Give the number of lines containing the word "Atlas", and nothing else.
** START PROVIDED RECORDS **
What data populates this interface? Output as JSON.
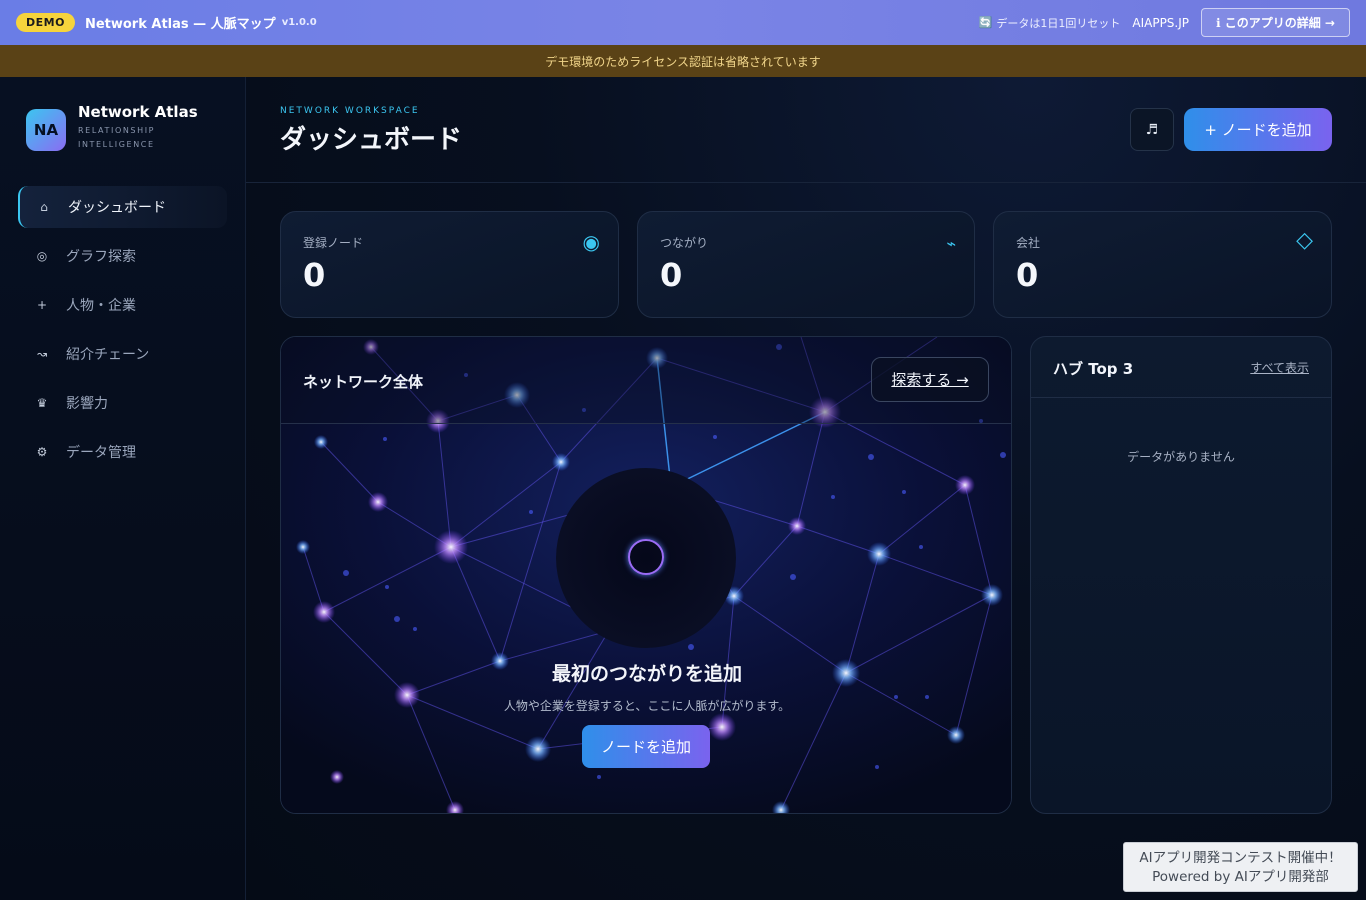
{
  "topbar": {
    "badge": "DEMO",
    "title": "Network Atlas — 人脈マップ",
    "version": "v1.0.0",
    "reset_icon": "🔄",
    "reset_note": "データは1日1回リセット",
    "site": "AIAPPS.JP",
    "detail_button": "ℹ このアプリの詳細 →"
  },
  "license_notice": "デモ環境のためライセンス認証は省略されています",
  "sidebar": {
    "logo": "NA",
    "brand_name": "Network Atlas",
    "brand_sub": "RELATIONSHIP INTELLIGENCE",
    "items": [
      {
        "icon": "⌂",
        "label": "ダッシュボード"
      },
      {
        "icon": "◎",
        "label": "グラフ探索"
      },
      {
        "icon": "+",
        "label": "人物・企業"
      },
      {
        "icon": "↝",
        "label": "紹介チェーン"
      },
      {
        "icon": "♛",
        "label": "影響力"
      },
      {
        "icon": "⚙",
        "label": "データ管理"
      }
    ]
  },
  "header": {
    "eyebrow": "NETWORK WORKSPACE",
    "title": "ダッシュボード",
    "music_icon": "♬",
    "add_button": "+ ノードを追加"
  },
  "stats": [
    {
      "label": "登録ノード",
      "value": "0",
      "icon": "◉"
    },
    {
      "label": "つながり",
      "value": "0",
      "icon": "⌁"
    },
    {
      "label": "会社",
      "value": "0",
      "icon": "◇"
    }
  ],
  "network": {
    "title": "ネットワーク全体",
    "explore_button": "探索する →",
    "empty_title": "最初のつながりを追加",
    "empty_desc": "人物や企業を登録すると、ここに人脈が広がります。",
    "empty_button": "ノードを追加"
  },
  "hub": {
    "title": "ハブ Top 3",
    "view_all": "すべて表示",
    "empty": "データがありません"
  },
  "contest_badge": {
    "line1": "AIアプリ開発コンテスト開催中！",
    "line2": "Powered by AIアプリ開発部"
  },
  "colors": {
    "accent_cyan": "#3bc6f0",
    "accent_violet": "#7a63ee",
    "demo_badge": "#f6d43c",
    "license_strip": "#5a4216"
  }
}
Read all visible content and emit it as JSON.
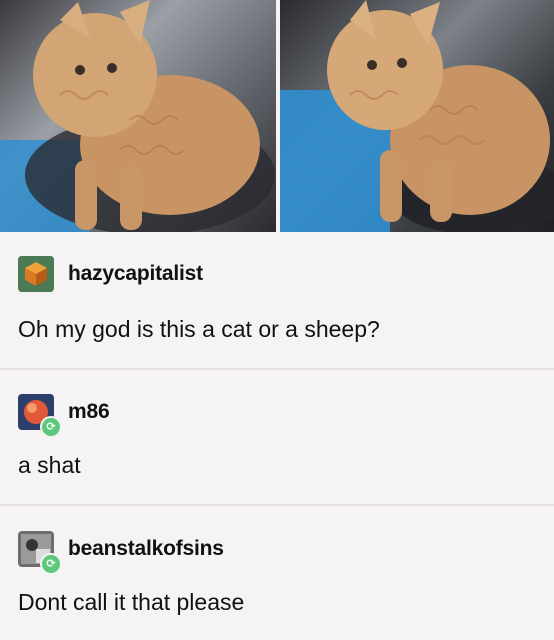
{
  "photos": [
    {
      "alt_icon": "curly-kitten-photo"
    },
    {
      "alt_icon": "curly-kitten-photo"
    }
  ],
  "notes": [
    {
      "username": "hazycapitalist",
      "text": "Oh my god is this a cat or a sheep?",
      "avatar_icon": "cube-avatar-icon",
      "reblog": false
    },
    {
      "username": "m86",
      "text": "a shat",
      "avatar_icon": "planet-avatar-icon",
      "reblog": true
    },
    {
      "username": "beanstalkofsins",
      "text": "Dont call it that please",
      "avatar_icon": "photo-avatar-icon",
      "reblog": true
    }
  ],
  "colors": {
    "background": "#f6f3f4",
    "divider": "#e4dfe1",
    "reblog_badge": "#5cc97a"
  },
  "reblog_glyph": "⟳"
}
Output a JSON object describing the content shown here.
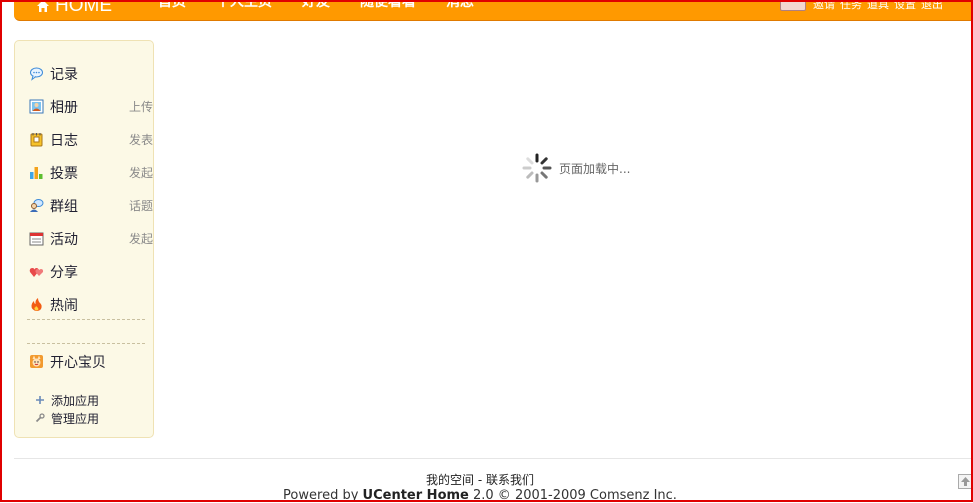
{
  "header": {
    "logo_text": "HOME",
    "nav": [
      "首页",
      "个人主页",
      "好友",
      "随便看看",
      "消息"
    ],
    "user_links": [
      "邀请",
      "任务",
      "道具",
      "设置",
      "退出"
    ]
  },
  "sidebar": {
    "items": [
      {
        "label": "记录",
        "action": "",
        "icon": "speech-bubble-icon"
      },
      {
        "label": "相册",
        "action": "上传",
        "icon": "photo-album-icon"
      },
      {
        "label": "日志",
        "action": "发表",
        "icon": "notebook-icon"
      },
      {
        "label": "投票",
        "action": "发起",
        "icon": "bar-chart-icon"
      },
      {
        "label": "群组",
        "action": "话题",
        "icon": "group-icon"
      },
      {
        "label": "活动",
        "action": "发起",
        "icon": "calendar-icon"
      },
      {
        "label": "分享",
        "action": "",
        "icon": "heart-share-icon"
      },
      {
        "label": "热闹",
        "action": "",
        "icon": "fire-icon"
      }
    ],
    "app_item": {
      "label": "开心宝贝",
      "icon": "happy-baby-icon"
    },
    "add_app": "添加应用",
    "manage_app": "管理应用"
  },
  "main": {
    "loading_text": "页面加载中..."
  },
  "footer": {
    "link_my_space": "我的空间",
    "link_separator": "-",
    "link_contact": "联系我们",
    "powered_prefix": "Powered by",
    "powered_product": "UCenter Home",
    "powered_suffix": "2.0 © 2001-2009 Comsenz Inc."
  },
  "colors": {
    "header_orange": "#ff9900",
    "sidebar_bg": "#fcf9e6",
    "frame_red": "#e00000"
  }
}
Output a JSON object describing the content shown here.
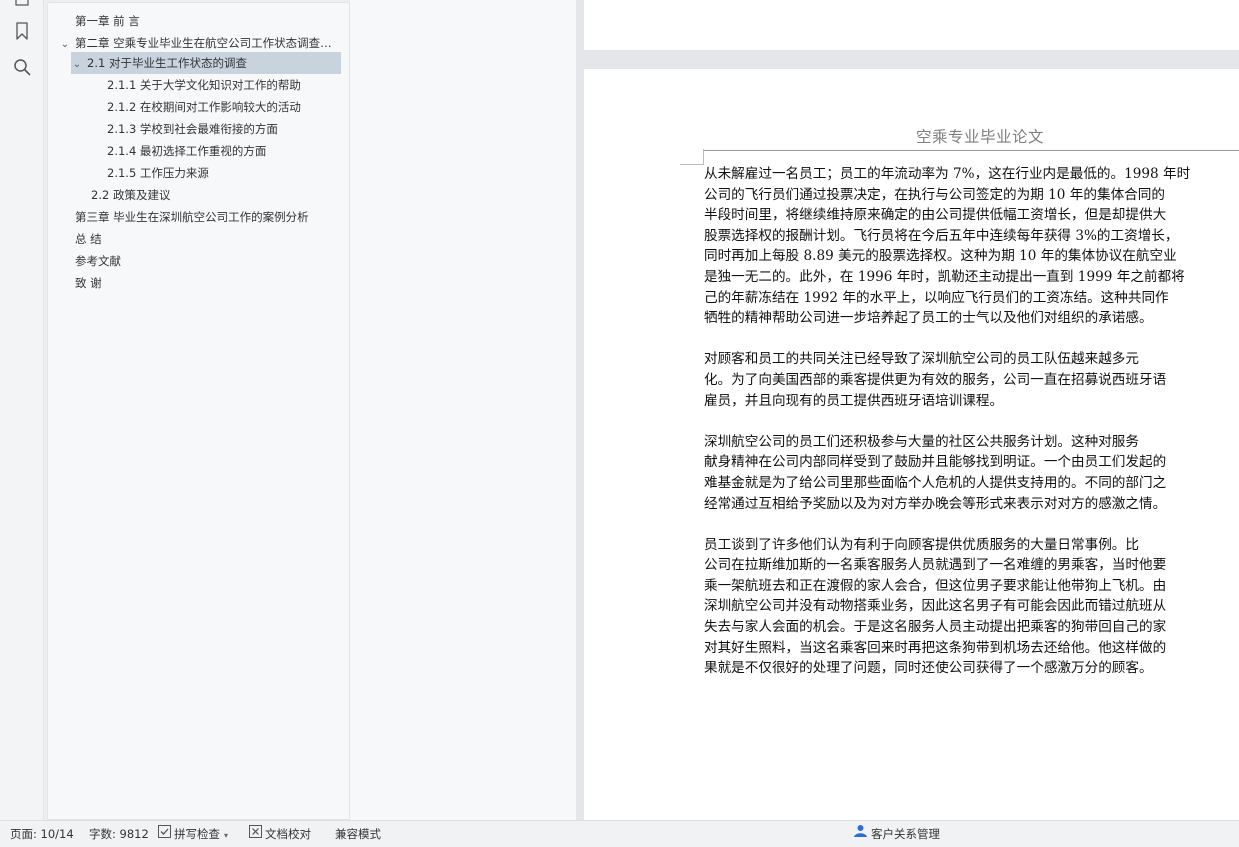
{
  "outline": {
    "items": [
      {
        "label": "第一章  前    言"
      },
      {
        "label": "第二章  空乘专业毕业生在航空公司工作状态调查与分析"
      },
      {
        "label": "2.1  对于毕业生工作状态的调查"
      },
      {
        "label": "2.1.1 关于大学文化知识对工作的帮助"
      },
      {
        "label": "2.1.2  在校期间对工作影响较大的活动"
      },
      {
        "label": "2.1.3 学校到社会最难衔接的方面"
      },
      {
        "label": "2.1.4 最初选择工作重视的方面"
      },
      {
        "label": "2.1.5 工作压力来源"
      },
      {
        "label": "2.2  政策及建议"
      },
      {
        "label": "第三章  毕业生在深圳航空公司工作的案例分析"
      },
      {
        "label": "总    结"
      },
      {
        "label": "参考文献"
      },
      {
        "label": "致    谢"
      }
    ]
  },
  "document": {
    "header": "空乘专业毕业论文",
    "lines": [
      "从未解雇过一名员工；员工的年流动率为 7%，这在行业内是最低的。1998 年时",
      "公司的飞行员们通过投票决定，在执行与公司签定的为期 10 年的集体合同的",
      "半段时间里，将继续维持原来确定的由公司提供低幅工资增长，但是却提供大",
      "股票选择权的报酬计划。飞行员将在今后五年中连续每年获得 3%的工资增长，",
      "同时再加上每股 8.89 美元的股票选择权。这种为期 10 年的集体协议在航空业",
      "是独一无二的。此外，在 1996 年时，凯勒还主动提出一直到 1999 年之前都将",
      "己的年薪冻结在 1992 年的水平上，以响应飞行员们的工资冻结。这种共同作",
      "牺牲的精神帮助公司进一步培养起了员工的士气以及他们对组织的承诺感。",
      "",
      "        对顾客和员工的共同关注已经导致了深圳航空公司的员工队伍越来越多元",
      "化。为了向美国西部的乘客提供更为有效的服务，公司一直在招募说西班牙语",
      "雇员，并且向现有的员工提供西班牙语培训课程。",
      "",
      "        深圳航空公司的员工们还积极参与大量的社区公共服务计划。这种对服务",
      "献身精神在公司内部同样受到了鼓励并且能够找到明证。一个由员工们发起的",
      "难基金就是为了给公司里那些面临个人危机的人提供支持用的。不同的部门之",
      "经常通过互相给予奖励以及为对方举办晚会等形式来表示对对方的感激之情。",
      "",
      "        员工谈到了许多他们认为有利于向顾客提供优质服务的大量日常事例。比",
      "公司在拉斯维加斯的一名乘客服务人员就遇到了一名难缠的男乘客，当时他要",
      "乘一架航班去和正在渡假的家人会合，但这位男子要求能让他带狗上飞机。由",
      "深圳航空公司并没有动物搭乘业务，因此这名男子有可能会因此而错过航班从",
      "失去与家人会面的机会。于是这名服务人员主动提出把乘客的狗带回自己的家",
      "对其好生照料，当这名乘客回来时再把这条狗带到机场去还给他。他这样做的",
      "果就是不仅很好的处理了问题，同时还使公司获得了一个感激万分的顾客。"
    ]
  },
  "status": {
    "page": "页面: 10/14",
    "words": "字数: 9812",
    "spell": "拼写检查",
    "proof": "文档校对",
    "compat": "兼容模式",
    "crm": "客户关系管理"
  },
  "icons": [
    "list-icon",
    "bookmark-icon",
    "search-icon",
    "check-icon",
    "proof-icon",
    "crm-icon"
  ],
  "colors": {
    "accent": "#2b6fd6",
    "selection": "#c9d3de"
  }
}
** END PROVIDED RECORDS **
**TASK OUTPUT**
2